Directions for this task ▸ Quote the entries in full, character for character, without their images.
::::::
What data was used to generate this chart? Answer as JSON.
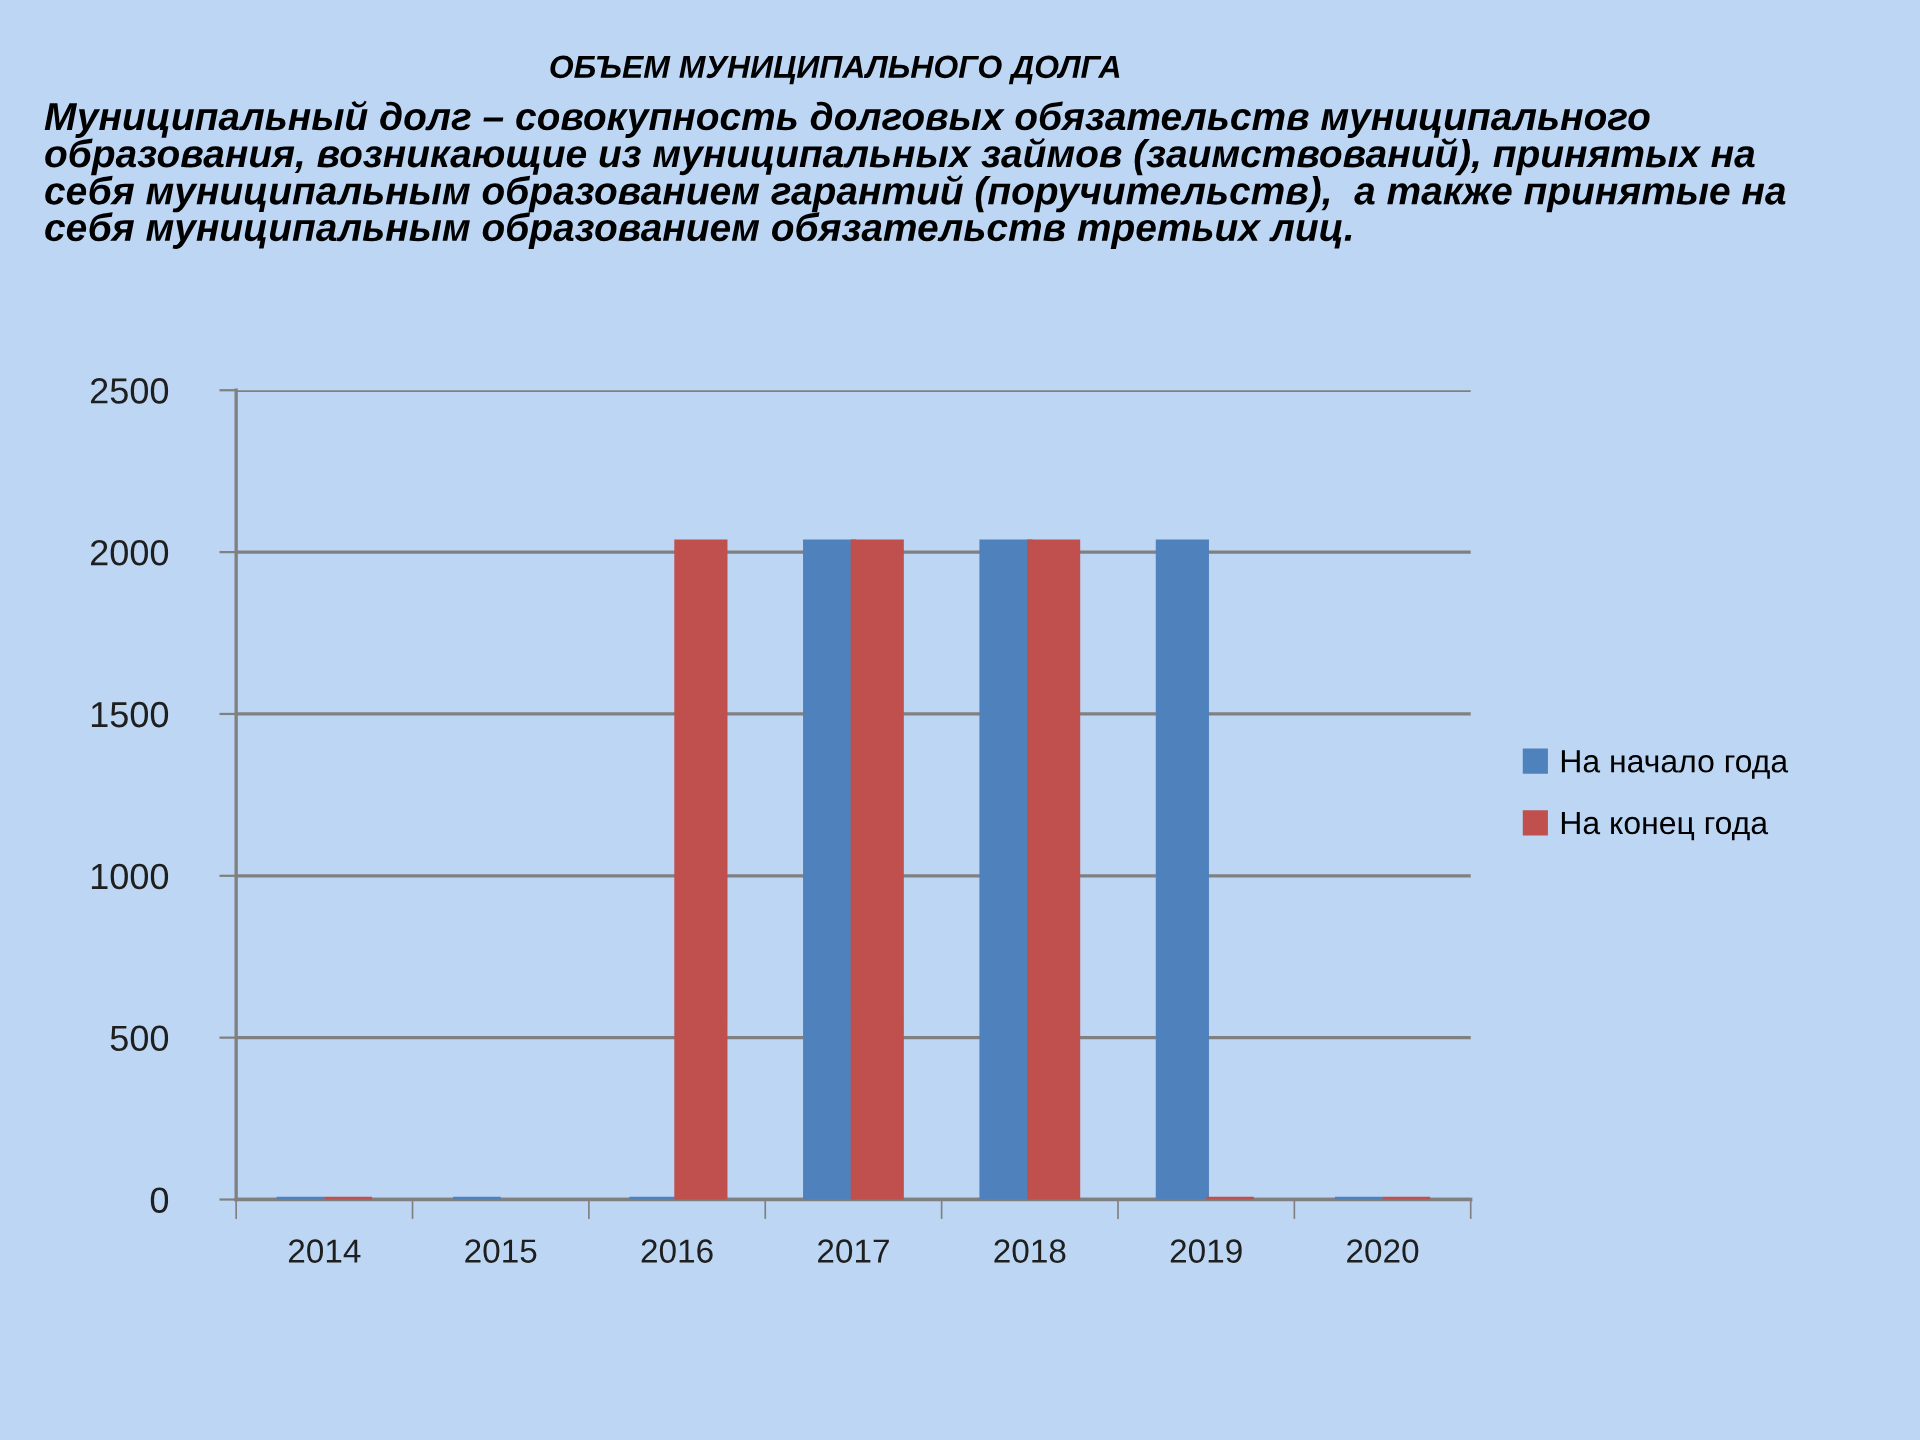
{
  "chart_data": {
    "type": "bar",
    "title": "ОБЪЕМ МУНИЦИПАЛЬНОГО ДОЛГА",
    "subtitle": "Муниципальный долг – совокупность долговых обязательств муниципального образования, возникающие из муниципальных займов (заимствований), принятых на себя муниципальным образованием гарантий (поручительств),  а также принятые на себя муниципальным образованием обязательств третьих лиц.",
    "categories": [
      "2014",
      "2015",
      "2016",
      "2017",
      "2018",
      "2019",
      "2020"
    ],
    "series": [
      {
        "name": "На начало года",
        "color": "#4f81bd",
        "values": [
          0,
          0,
          0,
          2030,
          2030,
          2030,
          0
        ]
      },
      {
        "name": "На конец года",
        "color": "#c0504d",
        "values": [
          0,
          null,
          2030,
          2030,
          2030,
          0,
          0
        ]
      }
    ],
    "ylim": [
      0,
      2500
    ],
    "yticks": [
      0,
      500,
      1000,
      1500,
      2000,
      2500
    ],
    "grid": "y",
    "legend": "right"
  }
}
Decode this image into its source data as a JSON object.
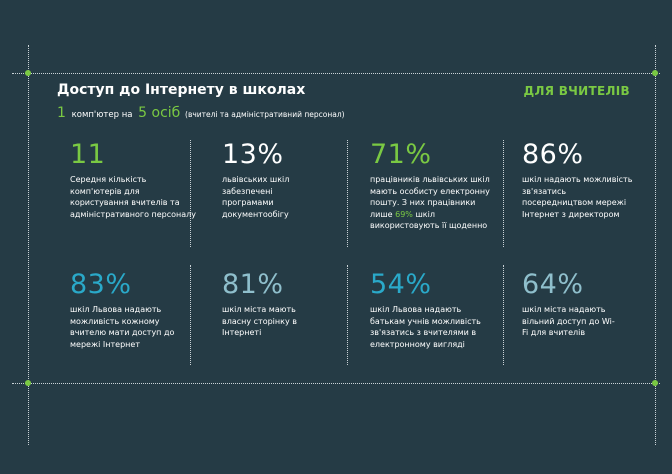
::::::
Completed exercise ▸
What data was used to generate this chart? Answer as JSON.
{
  "chart_data": {
    "type": "bar",
    "title": "ОБЪЕМ МУНИЦИПАЛЬНОГО ДОЛГА",
    "subtitle": "Муниципальный долг – совокупность долговых обязательств муниципального образования, возникающие из муниципальных займов (заимствований), принятых на себя муниципальным образованием гарантий (поручительств),  а также принятые на себя муниципальным образованием обязательств третьих лиц.",
    "categories": [
      "2014",
      "2015",
      "2016",
      "2017",
      "2018",
      "2019",
      "2020"
    ],
    "series": [
      {
        "name": "На начало года",
        "color": "#4f81bd",
        "values": [
          0,
          0,
          0,
          2030,
          2030,
          2030,
          0
        ]
      },
      {
        "name": "На конец года",
        "color": "#c0504d",
        "values": [
          0,
          null,
          2030,
          2030,
          2030,
          0,
          0
        ]
      }
    ],
    "ylim": [
      0,
      2500
    ],
    "yticks": [
      0,
      500,
      1000,
      1500,
      2000,
      2500
    ],
    "grid": "y",
    "legend": "right"
  }
}
Decode this image into its source data as a JSON object.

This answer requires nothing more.